-- PROVIDED DATA --
--

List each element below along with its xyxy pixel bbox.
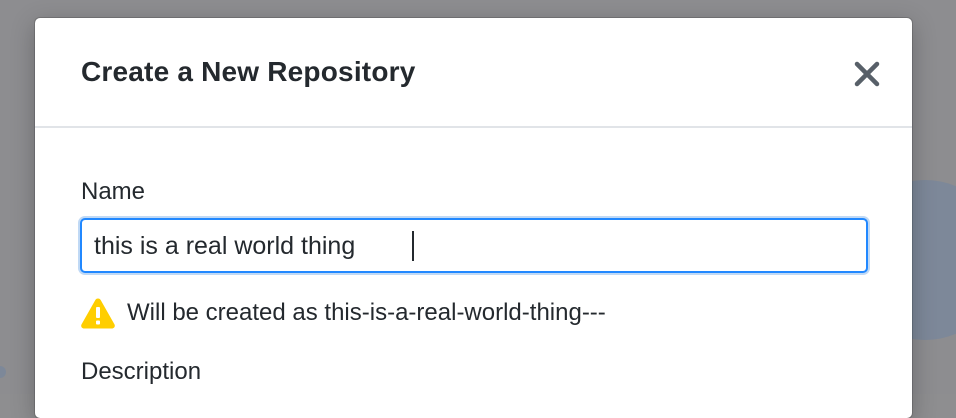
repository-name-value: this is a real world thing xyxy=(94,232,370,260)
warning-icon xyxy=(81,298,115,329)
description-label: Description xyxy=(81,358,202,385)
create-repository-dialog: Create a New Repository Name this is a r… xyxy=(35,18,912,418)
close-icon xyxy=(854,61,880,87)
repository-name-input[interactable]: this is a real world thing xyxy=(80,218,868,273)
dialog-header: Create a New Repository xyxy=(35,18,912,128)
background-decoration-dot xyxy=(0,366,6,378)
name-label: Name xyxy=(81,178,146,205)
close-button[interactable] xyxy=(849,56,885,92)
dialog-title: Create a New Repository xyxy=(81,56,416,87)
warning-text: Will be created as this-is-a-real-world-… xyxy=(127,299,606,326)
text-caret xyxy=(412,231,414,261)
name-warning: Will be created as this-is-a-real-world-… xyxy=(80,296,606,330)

--

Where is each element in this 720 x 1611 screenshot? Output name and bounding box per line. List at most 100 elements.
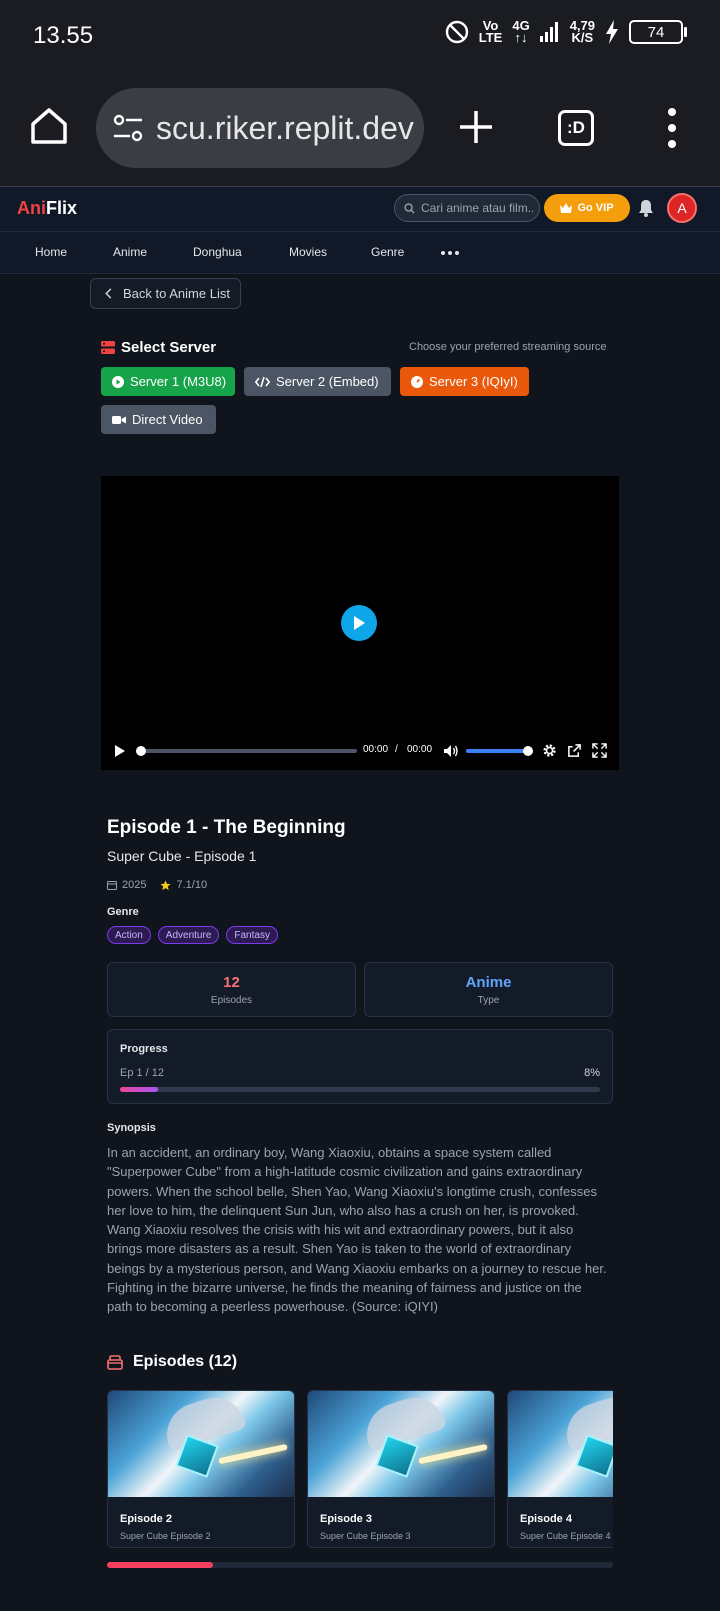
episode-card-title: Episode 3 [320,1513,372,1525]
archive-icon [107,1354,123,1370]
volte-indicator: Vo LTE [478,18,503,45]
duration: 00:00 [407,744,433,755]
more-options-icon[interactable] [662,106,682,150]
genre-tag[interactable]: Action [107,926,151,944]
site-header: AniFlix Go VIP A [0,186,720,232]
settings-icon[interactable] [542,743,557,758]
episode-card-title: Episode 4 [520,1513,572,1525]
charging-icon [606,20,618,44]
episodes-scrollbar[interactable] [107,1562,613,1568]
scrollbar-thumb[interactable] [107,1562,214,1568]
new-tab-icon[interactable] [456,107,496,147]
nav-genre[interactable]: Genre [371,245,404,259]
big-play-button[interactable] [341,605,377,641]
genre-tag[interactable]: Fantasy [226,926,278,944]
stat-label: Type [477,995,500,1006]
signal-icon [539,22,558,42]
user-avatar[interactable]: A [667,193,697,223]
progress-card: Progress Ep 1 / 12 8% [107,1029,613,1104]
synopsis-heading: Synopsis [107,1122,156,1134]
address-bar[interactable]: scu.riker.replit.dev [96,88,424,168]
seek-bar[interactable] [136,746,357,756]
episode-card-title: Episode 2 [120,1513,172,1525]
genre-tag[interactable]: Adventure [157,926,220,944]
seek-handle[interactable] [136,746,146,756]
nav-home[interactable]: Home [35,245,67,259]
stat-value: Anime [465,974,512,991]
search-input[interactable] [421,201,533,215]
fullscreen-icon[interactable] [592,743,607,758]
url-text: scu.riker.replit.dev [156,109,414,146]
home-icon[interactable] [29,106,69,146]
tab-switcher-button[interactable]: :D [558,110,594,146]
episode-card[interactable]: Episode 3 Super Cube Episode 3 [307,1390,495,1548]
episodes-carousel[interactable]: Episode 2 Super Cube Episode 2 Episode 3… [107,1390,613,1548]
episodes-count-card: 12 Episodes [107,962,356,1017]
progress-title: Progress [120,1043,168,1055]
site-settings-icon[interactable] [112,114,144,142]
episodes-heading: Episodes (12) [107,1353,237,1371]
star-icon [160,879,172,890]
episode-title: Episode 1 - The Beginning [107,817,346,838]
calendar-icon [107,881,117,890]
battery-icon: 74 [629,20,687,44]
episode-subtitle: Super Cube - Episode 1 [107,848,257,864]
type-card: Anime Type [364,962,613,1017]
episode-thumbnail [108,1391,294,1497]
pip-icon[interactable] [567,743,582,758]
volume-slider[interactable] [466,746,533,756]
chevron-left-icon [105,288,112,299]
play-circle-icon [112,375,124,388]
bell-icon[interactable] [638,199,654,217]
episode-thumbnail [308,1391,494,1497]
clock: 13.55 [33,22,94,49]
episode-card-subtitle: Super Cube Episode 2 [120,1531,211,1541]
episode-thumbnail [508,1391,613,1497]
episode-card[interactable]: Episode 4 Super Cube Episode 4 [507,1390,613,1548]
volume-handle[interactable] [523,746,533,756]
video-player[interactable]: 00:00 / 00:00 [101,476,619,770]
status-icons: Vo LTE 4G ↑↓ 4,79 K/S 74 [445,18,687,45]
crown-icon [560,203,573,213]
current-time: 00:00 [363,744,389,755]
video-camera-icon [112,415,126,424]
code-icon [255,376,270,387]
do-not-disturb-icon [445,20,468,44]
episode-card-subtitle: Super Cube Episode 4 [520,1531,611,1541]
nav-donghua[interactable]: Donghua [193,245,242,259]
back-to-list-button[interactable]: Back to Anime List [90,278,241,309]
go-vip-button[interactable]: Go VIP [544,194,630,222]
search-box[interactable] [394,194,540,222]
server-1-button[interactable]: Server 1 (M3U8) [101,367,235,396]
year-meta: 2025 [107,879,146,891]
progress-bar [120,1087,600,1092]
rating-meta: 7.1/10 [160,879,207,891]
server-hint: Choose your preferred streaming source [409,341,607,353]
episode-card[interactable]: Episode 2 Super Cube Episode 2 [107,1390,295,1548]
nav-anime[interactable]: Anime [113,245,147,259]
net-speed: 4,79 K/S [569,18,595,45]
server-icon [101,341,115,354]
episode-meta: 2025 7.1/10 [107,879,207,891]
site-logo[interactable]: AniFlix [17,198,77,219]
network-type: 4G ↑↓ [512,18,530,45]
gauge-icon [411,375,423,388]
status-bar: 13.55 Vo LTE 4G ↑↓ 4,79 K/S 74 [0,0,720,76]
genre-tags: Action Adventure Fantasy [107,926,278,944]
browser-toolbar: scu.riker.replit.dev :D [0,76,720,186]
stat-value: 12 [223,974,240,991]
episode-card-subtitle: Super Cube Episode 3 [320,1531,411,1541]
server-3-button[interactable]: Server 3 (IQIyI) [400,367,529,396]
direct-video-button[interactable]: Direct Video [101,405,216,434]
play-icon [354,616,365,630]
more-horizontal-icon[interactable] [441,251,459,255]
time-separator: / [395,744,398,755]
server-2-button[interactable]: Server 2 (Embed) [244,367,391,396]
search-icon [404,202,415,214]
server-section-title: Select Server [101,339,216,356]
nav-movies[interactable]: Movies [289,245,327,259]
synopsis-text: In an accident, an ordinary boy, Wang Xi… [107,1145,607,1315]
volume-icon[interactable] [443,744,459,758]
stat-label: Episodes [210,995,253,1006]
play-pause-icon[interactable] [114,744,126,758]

--

-- GOAL --
Copy the listing word for word, starting at the line containing "episode-card-title: Episode 3" and ending after the line containing "genre-tag[interactable]: Action [107,926,151,944]".

-- RESPONSE TO THIS TASK --
episode-card-title: Episode 3 [320,1513,372,1525]
archive-icon [107,1354,123,1370]
volte-indicator: Vo LTE [478,18,503,45]
duration: 00:00 [407,744,433,755]
more-options-icon[interactable] [662,106,682,150]
genre-tag[interactable]: Action [107,926,151,944]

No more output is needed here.